▶ **RECORDS SHOWN**
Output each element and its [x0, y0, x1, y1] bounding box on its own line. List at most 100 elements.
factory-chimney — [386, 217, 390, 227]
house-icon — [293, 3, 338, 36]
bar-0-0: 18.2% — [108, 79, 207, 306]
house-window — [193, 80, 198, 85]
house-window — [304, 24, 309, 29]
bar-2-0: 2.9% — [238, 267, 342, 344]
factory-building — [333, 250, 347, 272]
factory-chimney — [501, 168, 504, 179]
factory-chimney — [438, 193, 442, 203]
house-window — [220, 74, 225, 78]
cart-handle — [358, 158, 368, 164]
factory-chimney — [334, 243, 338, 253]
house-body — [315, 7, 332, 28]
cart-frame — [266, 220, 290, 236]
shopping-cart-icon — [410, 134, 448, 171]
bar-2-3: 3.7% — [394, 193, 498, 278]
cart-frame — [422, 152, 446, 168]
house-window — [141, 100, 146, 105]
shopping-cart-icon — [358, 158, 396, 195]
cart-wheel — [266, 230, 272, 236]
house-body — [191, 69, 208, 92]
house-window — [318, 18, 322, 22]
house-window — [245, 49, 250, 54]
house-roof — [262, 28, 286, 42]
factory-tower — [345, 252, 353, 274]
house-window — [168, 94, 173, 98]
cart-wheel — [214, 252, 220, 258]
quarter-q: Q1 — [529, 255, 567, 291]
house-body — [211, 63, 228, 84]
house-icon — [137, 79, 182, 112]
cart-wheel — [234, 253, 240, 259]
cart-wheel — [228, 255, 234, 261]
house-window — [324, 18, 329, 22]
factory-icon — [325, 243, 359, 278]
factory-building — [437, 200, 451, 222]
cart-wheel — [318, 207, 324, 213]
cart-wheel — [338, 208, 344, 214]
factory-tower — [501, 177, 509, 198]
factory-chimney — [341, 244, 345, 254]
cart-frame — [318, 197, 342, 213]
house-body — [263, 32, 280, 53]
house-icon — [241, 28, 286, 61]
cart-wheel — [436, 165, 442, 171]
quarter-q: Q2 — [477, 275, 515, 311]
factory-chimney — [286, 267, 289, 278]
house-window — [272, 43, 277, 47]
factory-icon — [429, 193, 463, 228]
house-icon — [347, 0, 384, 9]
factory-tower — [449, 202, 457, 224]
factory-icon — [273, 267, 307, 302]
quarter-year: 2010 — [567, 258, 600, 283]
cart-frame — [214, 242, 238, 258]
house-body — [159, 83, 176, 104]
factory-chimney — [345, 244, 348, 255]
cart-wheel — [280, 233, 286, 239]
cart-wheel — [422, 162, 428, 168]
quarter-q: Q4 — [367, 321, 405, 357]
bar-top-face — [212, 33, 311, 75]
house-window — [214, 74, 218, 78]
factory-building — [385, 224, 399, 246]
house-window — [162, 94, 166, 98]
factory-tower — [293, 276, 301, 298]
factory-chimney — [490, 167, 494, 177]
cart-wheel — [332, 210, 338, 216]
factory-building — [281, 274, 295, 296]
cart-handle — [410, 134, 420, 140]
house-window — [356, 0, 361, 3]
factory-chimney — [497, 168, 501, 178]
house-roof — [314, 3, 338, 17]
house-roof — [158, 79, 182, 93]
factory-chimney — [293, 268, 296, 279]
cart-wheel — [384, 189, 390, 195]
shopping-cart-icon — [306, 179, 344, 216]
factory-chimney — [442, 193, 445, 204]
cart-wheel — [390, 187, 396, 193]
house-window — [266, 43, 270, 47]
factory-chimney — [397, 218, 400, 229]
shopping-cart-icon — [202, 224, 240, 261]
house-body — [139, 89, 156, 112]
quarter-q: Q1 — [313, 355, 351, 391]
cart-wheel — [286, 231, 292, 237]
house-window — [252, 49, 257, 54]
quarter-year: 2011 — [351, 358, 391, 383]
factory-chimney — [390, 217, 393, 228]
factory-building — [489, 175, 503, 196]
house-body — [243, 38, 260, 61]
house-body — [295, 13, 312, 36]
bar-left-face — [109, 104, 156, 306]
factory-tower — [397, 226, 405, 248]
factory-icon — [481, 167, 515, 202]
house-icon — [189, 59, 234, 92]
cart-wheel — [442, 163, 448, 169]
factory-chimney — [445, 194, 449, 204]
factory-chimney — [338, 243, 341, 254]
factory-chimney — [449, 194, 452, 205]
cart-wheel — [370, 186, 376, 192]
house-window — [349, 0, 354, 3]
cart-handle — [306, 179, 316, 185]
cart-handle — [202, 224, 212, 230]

▶ **PROBLEM STATEMENT**
Please rewrite the data above as a numbered list. Start at the first line, stop after the line that contains "quarter-q: Q2 — [477, 275, 515, 311]", and leave out any blank lines.

▶ **TASK SOLUTION**
1. Output each element and its [x0, y0, x1, y1] bounding box on its own line. List at most 100 elements.
2. factory-chimney — [386, 217, 390, 227]
3. house-icon — [293, 3, 338, 36]
4. bar-0-0: 18.2% — [108, 79, 207, 306]
5. house-window — [193, 80, 198, 85]
6. house-window — [304, 24, 309, 29]
7. bar-2-0: 2.9% — [238, 267, 342, 344]
8. factory-building — [333, 250, 347, 272]
9. factory-chimney — [501, 168, 504, 179]
10. factory-chimney — [438, 193, 442, 203]
11. house-window — [220, 74, 225, 78]
12. cart-handle — [358, 158, 368, 164]
13. factory-chimney — [334, 243, 338, 253]
14. house-body — [315, 7, 332, 28]
15. cart-frame — [266, 220, 290, 236]
16. shopping-cart-icon — [410, 134, 448, 171]
17. bar-2-3: 3.7% — [394, 193, 498, 278]
18. cart-frame — [422, 152, 446, 168]
19. house-window — [141, 100, 146, 105]
20. shopping-cart-icon — [358, 158, 396, 195]
21. cart-wheel — [266, 230, 272, 236]
22. house-body — [191, 69, 208, 92]
23. house-window — [318, 18, 322, 22]
24. house-window — [245, 49, 250, 54]
25. house-roof — [262, 28, 286, 42]
26. factory-tower — [345, 252, 353, 274]
27. house-window — [168, 94, 173, 98]
28. cart-wheel — [214, 252, 220, 258]
29. quarter-q: Q1 — [529, 255, 567, 291]
30. house-body — [211, 63, 228, 84]
31. house-icon — [137, 79, 182, 112]
32. cart-wheel — [234, 253, 240, 259]
33. cart-wheel — [228, 255, 234, 261]
34. house-window — [324, 18, 329, 22]
35. factory-icon — [325, 243, 359, 278]
36. factory-building — [437, 200, 451, 222]
37. cart-wheel — [318, 207, 324, 213]
38. cart-wheel — [338, 208, 344, 214]
39. factory-tower — [501, 177, 509, 198]
40. factory-chimney — [341, 244, 345, 254]
41. cart-frame — [318, 197, 342, 213]
42. house-body — [263, 32, 280, 53]
43. house-icon — [241, 28, 286, 61]
44. cart-wheel — [436, 165, 442, 171]
45. quarter-q: Q2 — [477, 275, 515, 311]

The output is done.